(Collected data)

════

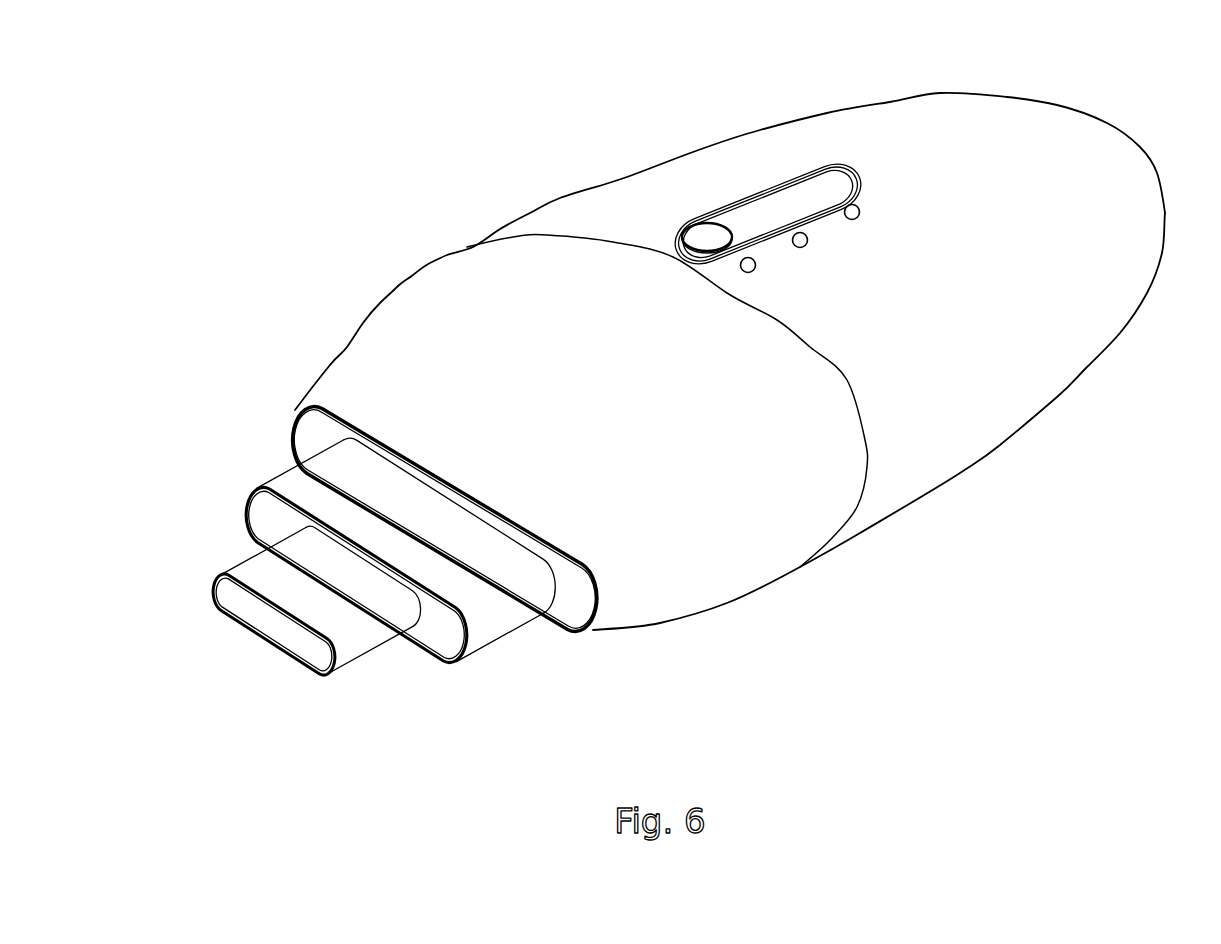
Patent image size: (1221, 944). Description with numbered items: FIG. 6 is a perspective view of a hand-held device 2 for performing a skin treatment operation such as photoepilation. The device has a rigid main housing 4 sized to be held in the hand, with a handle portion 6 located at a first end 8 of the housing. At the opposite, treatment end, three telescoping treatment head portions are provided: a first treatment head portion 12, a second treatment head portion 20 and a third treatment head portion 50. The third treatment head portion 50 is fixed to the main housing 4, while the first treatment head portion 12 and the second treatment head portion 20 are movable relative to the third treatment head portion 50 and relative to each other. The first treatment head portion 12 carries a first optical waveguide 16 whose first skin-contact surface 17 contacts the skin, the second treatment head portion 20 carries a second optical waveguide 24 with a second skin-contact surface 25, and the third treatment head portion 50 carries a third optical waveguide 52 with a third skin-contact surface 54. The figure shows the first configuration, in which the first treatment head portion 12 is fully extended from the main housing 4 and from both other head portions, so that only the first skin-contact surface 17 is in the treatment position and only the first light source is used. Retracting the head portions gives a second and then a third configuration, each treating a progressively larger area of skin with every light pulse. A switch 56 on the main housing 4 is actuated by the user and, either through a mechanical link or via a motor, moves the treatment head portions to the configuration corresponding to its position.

The hand-held device 2 is at (360, 140).
The main housing 4 is at (1008, 387).
The handle portion 6 is at (1113, 170).
The first end 8 is at (347, 380).
The first treatment head portion 12 is at (363, 625).
The first optical waveguide 16 is at (231, 659).
The first skin-contact surface 17 is at (275, 625).
The second treatment head portion 20 is at (310, 480).
The second optical waveguide 24 is at (321, 621).
The second skin-contact surface 25 is at (440, 632).
The third treatment head portion 50 is at (437, 532).
The third optical waveguide 52 is at (573, 605).
The third skin-contact surface 54 is at (558, 605).
The switch 56 is at (707, 235).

════

> [Exercise]:
Count the lines in the records above that contain the word "third", and reply with only that number.

> [Output below]:
4